Check every line of the material below for the string "title", and return the ones that have it.

*** Data lines

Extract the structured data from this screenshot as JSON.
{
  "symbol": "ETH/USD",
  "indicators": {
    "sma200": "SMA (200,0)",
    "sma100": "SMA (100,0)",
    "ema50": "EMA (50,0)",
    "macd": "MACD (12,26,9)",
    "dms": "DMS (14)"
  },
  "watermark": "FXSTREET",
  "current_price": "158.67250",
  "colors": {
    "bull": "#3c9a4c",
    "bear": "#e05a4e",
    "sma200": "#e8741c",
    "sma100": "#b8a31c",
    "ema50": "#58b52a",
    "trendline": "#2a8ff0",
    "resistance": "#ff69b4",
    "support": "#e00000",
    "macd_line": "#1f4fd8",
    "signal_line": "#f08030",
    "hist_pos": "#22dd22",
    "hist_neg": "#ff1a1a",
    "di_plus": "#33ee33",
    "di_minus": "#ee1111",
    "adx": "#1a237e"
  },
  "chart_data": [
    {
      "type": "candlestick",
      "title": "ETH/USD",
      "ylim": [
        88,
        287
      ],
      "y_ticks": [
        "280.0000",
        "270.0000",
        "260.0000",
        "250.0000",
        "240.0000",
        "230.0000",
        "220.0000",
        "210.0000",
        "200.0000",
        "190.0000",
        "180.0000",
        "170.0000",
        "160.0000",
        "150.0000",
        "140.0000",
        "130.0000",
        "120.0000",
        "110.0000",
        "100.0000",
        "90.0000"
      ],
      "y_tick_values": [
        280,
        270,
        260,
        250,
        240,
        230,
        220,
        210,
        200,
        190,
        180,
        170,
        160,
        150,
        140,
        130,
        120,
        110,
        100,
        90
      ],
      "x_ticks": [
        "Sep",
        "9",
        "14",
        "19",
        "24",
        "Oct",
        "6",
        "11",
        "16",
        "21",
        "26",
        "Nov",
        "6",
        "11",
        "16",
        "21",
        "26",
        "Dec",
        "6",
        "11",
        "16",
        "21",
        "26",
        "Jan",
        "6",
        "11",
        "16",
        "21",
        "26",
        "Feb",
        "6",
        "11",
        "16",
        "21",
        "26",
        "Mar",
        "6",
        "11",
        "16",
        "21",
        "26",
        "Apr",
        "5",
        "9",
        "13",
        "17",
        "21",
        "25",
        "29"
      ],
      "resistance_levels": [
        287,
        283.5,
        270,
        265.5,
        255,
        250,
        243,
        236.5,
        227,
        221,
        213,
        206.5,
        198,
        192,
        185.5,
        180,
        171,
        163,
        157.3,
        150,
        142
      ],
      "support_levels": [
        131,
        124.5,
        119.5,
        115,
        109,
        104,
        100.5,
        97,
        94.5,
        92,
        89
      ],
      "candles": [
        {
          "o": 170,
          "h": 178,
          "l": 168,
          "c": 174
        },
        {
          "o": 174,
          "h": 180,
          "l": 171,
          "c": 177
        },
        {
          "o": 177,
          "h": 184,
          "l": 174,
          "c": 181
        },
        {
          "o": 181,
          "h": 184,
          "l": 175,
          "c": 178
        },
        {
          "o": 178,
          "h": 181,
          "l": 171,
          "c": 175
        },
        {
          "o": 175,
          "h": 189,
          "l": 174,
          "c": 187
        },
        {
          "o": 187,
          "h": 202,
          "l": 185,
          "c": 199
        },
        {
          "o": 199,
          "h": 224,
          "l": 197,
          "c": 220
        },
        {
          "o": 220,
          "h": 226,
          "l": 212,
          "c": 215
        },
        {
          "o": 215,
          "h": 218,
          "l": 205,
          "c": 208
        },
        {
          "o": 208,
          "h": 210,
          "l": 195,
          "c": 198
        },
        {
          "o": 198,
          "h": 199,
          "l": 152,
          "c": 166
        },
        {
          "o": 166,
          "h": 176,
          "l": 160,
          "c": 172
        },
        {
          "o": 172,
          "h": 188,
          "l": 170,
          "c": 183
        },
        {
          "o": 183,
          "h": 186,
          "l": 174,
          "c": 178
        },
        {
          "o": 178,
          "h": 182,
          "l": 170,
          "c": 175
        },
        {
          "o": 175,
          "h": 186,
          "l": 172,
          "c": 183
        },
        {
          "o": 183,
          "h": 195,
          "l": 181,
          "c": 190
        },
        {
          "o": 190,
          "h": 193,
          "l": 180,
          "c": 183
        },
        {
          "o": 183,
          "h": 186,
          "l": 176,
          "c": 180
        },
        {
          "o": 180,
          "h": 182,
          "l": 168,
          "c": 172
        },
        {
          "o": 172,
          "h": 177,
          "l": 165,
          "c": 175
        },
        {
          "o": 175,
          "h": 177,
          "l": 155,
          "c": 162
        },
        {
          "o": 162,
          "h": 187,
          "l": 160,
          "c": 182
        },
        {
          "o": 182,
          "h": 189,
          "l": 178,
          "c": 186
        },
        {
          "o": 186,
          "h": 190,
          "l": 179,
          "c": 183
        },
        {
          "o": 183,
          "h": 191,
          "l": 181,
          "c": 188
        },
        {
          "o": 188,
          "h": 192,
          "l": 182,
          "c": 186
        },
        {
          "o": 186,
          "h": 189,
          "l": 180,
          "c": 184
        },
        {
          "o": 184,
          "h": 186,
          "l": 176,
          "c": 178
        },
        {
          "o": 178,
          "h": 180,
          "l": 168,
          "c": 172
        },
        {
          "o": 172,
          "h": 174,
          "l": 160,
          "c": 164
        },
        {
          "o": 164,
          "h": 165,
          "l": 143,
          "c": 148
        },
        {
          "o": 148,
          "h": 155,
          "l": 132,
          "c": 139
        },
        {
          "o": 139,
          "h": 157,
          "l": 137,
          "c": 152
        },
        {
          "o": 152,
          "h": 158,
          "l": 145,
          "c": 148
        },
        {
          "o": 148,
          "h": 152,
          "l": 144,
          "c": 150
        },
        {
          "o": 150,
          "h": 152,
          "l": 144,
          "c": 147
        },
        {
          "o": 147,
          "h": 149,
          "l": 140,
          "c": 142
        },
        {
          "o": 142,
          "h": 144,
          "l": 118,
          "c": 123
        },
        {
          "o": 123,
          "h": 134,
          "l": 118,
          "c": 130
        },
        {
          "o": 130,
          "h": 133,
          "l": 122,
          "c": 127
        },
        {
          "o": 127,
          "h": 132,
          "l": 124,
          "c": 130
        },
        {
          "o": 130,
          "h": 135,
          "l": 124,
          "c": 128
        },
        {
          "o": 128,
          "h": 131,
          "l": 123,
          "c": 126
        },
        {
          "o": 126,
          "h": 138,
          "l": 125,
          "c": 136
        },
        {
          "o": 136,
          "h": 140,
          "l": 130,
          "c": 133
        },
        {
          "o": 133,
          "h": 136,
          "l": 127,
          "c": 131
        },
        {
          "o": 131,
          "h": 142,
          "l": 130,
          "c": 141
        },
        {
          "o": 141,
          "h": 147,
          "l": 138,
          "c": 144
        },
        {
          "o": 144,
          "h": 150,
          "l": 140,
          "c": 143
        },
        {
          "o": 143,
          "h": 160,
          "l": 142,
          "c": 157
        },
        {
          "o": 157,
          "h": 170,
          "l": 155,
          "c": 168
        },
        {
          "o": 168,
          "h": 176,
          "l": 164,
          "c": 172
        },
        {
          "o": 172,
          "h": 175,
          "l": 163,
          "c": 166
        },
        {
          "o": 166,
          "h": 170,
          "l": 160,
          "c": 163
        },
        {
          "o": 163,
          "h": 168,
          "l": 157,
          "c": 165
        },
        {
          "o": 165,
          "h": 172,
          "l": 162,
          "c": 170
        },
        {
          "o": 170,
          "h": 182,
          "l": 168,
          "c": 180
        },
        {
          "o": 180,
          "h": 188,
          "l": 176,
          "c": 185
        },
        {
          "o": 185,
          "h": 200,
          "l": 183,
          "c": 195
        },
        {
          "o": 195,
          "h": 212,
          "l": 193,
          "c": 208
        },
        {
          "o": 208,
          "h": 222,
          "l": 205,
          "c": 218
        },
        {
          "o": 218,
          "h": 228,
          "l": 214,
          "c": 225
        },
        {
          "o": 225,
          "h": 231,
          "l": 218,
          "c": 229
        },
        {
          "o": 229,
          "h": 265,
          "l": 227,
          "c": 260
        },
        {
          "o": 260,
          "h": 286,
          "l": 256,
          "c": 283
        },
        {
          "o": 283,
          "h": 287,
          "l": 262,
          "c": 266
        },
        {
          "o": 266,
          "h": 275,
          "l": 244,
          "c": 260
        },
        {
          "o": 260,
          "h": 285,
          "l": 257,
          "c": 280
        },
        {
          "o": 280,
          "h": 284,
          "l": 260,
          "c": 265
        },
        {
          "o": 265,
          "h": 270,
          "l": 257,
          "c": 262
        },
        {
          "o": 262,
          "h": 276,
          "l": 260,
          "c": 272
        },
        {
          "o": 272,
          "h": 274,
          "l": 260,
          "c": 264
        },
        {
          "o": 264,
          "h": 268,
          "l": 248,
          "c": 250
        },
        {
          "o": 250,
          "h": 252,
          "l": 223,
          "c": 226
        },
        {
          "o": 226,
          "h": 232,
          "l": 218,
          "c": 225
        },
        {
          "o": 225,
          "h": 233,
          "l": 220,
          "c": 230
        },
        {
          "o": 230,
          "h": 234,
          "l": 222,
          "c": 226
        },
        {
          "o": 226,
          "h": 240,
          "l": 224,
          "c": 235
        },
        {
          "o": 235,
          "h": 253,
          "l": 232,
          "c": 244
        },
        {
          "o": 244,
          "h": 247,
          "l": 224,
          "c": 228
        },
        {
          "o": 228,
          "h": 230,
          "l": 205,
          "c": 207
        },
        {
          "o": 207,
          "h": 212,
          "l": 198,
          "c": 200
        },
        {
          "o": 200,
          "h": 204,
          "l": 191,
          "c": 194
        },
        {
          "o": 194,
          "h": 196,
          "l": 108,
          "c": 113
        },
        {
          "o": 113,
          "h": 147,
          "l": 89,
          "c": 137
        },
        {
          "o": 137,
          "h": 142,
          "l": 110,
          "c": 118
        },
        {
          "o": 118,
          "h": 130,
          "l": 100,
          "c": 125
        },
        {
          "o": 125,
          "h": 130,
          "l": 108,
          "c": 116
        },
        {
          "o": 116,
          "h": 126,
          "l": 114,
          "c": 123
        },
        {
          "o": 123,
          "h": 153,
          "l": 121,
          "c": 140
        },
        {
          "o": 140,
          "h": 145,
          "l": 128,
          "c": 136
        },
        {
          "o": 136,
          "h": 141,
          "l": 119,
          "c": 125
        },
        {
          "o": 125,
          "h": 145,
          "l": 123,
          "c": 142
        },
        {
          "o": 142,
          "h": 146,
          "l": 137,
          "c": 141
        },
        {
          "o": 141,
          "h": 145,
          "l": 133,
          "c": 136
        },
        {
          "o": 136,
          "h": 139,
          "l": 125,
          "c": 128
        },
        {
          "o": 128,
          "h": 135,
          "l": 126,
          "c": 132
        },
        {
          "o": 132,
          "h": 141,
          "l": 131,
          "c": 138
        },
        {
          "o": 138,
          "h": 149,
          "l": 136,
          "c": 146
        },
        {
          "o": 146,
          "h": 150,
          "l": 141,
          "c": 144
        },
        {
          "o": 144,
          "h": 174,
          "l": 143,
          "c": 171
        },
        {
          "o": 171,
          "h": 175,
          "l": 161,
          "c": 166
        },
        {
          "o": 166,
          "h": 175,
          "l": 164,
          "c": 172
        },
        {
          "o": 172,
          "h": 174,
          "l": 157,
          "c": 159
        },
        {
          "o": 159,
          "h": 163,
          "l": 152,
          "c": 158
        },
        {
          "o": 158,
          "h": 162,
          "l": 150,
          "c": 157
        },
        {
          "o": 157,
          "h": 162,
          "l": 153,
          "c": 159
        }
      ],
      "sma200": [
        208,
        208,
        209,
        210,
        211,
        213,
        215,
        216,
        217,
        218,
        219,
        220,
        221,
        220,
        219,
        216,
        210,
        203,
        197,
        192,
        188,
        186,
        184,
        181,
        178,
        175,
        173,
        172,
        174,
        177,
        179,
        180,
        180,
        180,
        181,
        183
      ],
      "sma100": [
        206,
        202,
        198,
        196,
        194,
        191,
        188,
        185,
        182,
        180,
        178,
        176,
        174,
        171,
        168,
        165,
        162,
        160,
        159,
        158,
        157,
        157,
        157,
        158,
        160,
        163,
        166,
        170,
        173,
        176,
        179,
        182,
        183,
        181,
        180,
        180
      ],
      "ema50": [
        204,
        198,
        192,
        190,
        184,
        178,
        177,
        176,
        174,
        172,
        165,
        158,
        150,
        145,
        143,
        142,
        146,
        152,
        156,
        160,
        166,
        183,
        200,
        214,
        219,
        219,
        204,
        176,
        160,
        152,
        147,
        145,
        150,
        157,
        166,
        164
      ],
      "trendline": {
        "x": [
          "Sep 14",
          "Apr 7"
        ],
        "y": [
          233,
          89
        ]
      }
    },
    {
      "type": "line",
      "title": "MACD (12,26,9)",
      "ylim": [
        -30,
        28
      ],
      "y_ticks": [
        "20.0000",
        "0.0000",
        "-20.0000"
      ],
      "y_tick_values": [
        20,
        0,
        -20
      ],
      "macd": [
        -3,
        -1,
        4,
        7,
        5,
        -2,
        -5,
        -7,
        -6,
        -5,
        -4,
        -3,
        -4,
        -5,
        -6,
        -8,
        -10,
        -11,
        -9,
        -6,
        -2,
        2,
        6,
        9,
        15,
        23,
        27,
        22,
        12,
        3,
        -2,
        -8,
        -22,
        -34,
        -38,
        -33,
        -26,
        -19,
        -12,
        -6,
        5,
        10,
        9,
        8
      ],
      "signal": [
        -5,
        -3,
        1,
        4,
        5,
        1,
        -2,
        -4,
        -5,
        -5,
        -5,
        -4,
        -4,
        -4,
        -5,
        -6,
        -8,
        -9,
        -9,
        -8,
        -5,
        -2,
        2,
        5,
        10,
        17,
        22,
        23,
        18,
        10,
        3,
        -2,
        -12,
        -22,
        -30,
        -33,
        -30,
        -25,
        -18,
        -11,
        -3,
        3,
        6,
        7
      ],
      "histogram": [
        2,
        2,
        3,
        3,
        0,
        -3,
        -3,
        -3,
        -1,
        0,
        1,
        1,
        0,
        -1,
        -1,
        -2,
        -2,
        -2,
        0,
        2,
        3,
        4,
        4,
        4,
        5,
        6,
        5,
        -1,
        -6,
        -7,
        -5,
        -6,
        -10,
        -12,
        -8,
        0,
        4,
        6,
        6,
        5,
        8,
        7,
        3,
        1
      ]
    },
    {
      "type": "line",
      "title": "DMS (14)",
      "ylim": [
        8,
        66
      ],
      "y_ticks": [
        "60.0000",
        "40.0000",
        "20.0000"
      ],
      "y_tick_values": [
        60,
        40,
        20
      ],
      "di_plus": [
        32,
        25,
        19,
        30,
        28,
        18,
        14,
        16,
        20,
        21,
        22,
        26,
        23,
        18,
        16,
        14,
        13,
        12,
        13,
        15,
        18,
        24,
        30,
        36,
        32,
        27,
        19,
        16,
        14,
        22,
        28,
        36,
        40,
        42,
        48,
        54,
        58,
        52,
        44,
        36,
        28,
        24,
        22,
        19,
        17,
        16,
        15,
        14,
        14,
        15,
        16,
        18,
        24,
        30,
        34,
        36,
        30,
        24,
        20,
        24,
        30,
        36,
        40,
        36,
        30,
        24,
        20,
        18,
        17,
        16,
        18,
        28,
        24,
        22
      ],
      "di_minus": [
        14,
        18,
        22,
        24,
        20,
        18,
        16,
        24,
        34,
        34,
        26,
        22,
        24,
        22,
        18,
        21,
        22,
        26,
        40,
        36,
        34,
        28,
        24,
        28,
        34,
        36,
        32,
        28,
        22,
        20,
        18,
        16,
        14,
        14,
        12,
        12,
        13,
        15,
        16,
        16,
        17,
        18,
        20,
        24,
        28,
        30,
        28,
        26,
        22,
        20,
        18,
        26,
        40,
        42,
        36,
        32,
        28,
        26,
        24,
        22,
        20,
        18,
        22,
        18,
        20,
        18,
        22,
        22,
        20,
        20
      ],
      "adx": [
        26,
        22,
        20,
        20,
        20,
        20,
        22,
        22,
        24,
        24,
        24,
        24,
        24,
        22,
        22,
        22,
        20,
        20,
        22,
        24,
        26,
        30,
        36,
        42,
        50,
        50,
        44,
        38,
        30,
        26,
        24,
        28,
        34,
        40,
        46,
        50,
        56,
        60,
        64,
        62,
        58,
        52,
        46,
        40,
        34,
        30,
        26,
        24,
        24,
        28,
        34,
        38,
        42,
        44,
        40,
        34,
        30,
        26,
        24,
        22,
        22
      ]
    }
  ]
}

******

» Task result
      "title": "ETH/USD",
      "title": "MACD (12,26,9)",
      "title": "DMS (14)",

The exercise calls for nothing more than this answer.